#### Dataset entries:
══════════
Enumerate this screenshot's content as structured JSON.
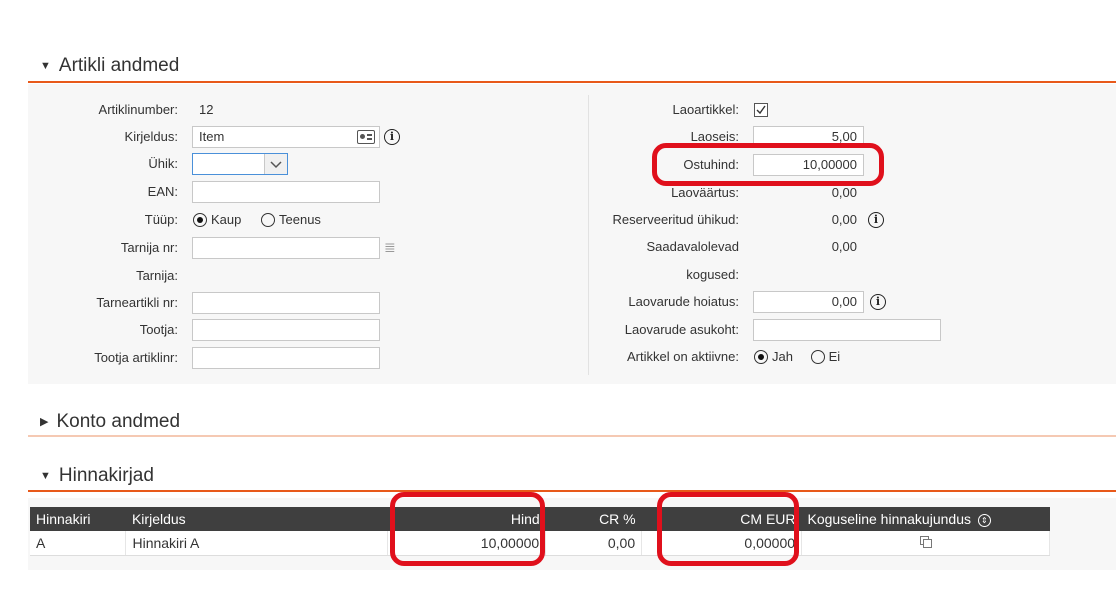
{
  "sections": {
    "artikli": {
      "title": "Artikli andmed"
    },
    "konto": {
      "title": "Konto andmed"
    },
    "hinnakirjad": {
      "title": "Hinnakirjad"
    }
  },
  "left": {
    "artiklinumber": {
      "label": "Artiklinumber:",
      "value": "12"
    },
    "kirjeldus": {
      "label": "Kirjeldus:",
      "value": "Item"
    },
    "uhik": {
      "label": "Ühik:",
      "value": ""
    },
    "ean": {
      "label": "EAN:",
      "value": ""
    },
    "tuup": {
      "label": "Tüüp:",
      "options": [
        "Kaup",
        "Teenus"
      ],
      "selected": "Kaup"
    },
    "tarnija_nr": {
      "label": "Tarnija nr:",
      "value": ""
    },
    "tarnija": {
      "label": "Tarnija:",
      "value": ""
    },
    "tarneartikli_nr": {
      "label": "Tarneartikli nr:",
      "value": ""
    },
    "tootja": {
      "label": "Tootja:",
      "value": ""
    },
    "tootja_artiklinr": {
      "label": "Tootja artiklinr:",
      "value": ""
    }
  },
  "right": {
    "laoartikkel": {
      "label": "Laoartikkel:",
      "checked": true
    },
    "laoseis": {
      "label": "Laoseis:",
      "value": "5,00"
    },
    "ostuhind": {
      "label": "Ostuhind:",
      "value": "10,00000"
    },
    "laovaartus": {
      "label": "Laoväärtus:",
      "value": "0,00"
    },
    "reserveeritud": {
      "label": "Reserveeritud ühikud:",
      "value": "0,00"
    },
    "saadaval": {
      "label1": "Saadavalolevad",
      "label2": "kogused:",
      "value": "0,00"
    },
    "hoiatus": {
      "label": "Laovarude hoiatus:",
      "value": "0,00"
    },
    "asukoht": {
      "label": "Laovarude asukoht:",
      "value": ""
    },
    "aktiivne": {
      "label": "Artikkel on aktiivne:",
      "options": [
        "Jah",
        "Ei"
      ],
      "selected": "Jah"
    }
  },
  "price_table": {
    "headers": [
      "Hinnakiri",
      "Kirjeldus",
      "Hind",
      "CR %",
      "CM EUR",
      "Koguseline hinnakujundus"
    ],
    "rows": [
      {
        "hinnakiri": "A",
        "kirjeldus": "Hinnakiri A",
        "hind": "10,00000",
        "cr": "0,00",
        "cm": "0,00000"
      }
    ]
  },
  "icons": {
    "info": "i",
    "list": "≣"
  },
  "colors": {
    "accent": "#e8591a",
    "highlight": "#e0101c",
    "header_bg": "#3f3f3f"
  }
}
══════════
#### Stated goal:
Set down the lines of the records above exactly, apart from the pictures.

#### Exercise output:
Enumerate this screenshot's content as structured JSON.
{
  "sections": {
    "artikli": {
      "title": "Artikli andmed"
    },
    "konto": {
      "title": "Konto andmed"
    },
    "hinnakirjad": {
      "title": "Hinnakirjad"
    }
  },
  "left": {
    "artiklinumber": {
      "label": "Artiklinumber:",
      "value": "12"
    },
    "kirjeldus": {
      "label": "Kirjeldus:",
      "value": "Item"
    },
    "uhik": {
      "label": "Ühik:",
      "value": ""
    },
    "ean": {
      "label": "EAN:",
      "value": ""
    },
    "tuup": {
      "label": "Tüüp:",
      "options": [
        "Kaup",
        "Teenus"
      ],
      "selected": "Kaup"
    },
    "tarnija_nr": {
      "label": "Tarnija nr:",
      "value": ""
    },
    "tarnija": {
      "label": "Tarnija:",
      "value": ""
    },
    "tarneartikli_nr": {
      "label": "Tarneartikli nr:",
      "value": ""
    },
    "tootja": {
      "label": "Tootja:",
      "value": ""
    },
    "tootja_artiklinr": {
      "label": "Tootja artiklinr:",
      "value": ""
    }
  },
  "right": {
    "laoartikkel": {
      "label": "Laoartikkel:",
      "checked": true
    },
    "laoseis": {
      "label": "Laoseis:",
      "value": "5,00"
    },
    "ostuhind": {
      "label": "Ostuhind:",
      "value": "10,00000"
    },
    "laovaartus": {
      "label": "Laoväärtus:",
      "value": "0,00"
    },
    "reserveeritud": {
      "label": "Reserveeritud ühikud:",
      "value": "0,00"
    },
    "saadaval": {
      "label1": "Saadavalolevad",
      "label2": "kogused:",
      "value": "0,00"
    },
    "hoiatus": {
      "label": "Laovarude hoiatus:",
      "value": "0,00"
    },
    "asukoht": {
      "label": "Laovarude asukoht:",
      "value": ""
    },
    "aktiivne": {
      "label": "Artikkel on aktiivne:",
      "options": [
        "Jah",
        "Ei"
      ],
      "selected": "Jah"
    }
  },
  "price_table": {
    "headers": [
      "Hinnakiri",
      "Kirjeldus",
      "Hind",
      "CR %",
      "CM EUR",
      "Koguseline hinnakujundus"
    ],
    "rows": [
      {
        "hinnakiri": "A",
        "kirjeldus": "Hinnakiri A",
        "hind": "10,00000",
        "cr": "0,00",
        "cm": "0,00000"
      }
    ]
  },
  "icons": {
    "info": "i",
    "list": "≣"
  },
  "colors": {
    "accent": "#e8591a",
    "highlight": "#e0101c",
    "header_bg": "#3f3f3f"
  }
}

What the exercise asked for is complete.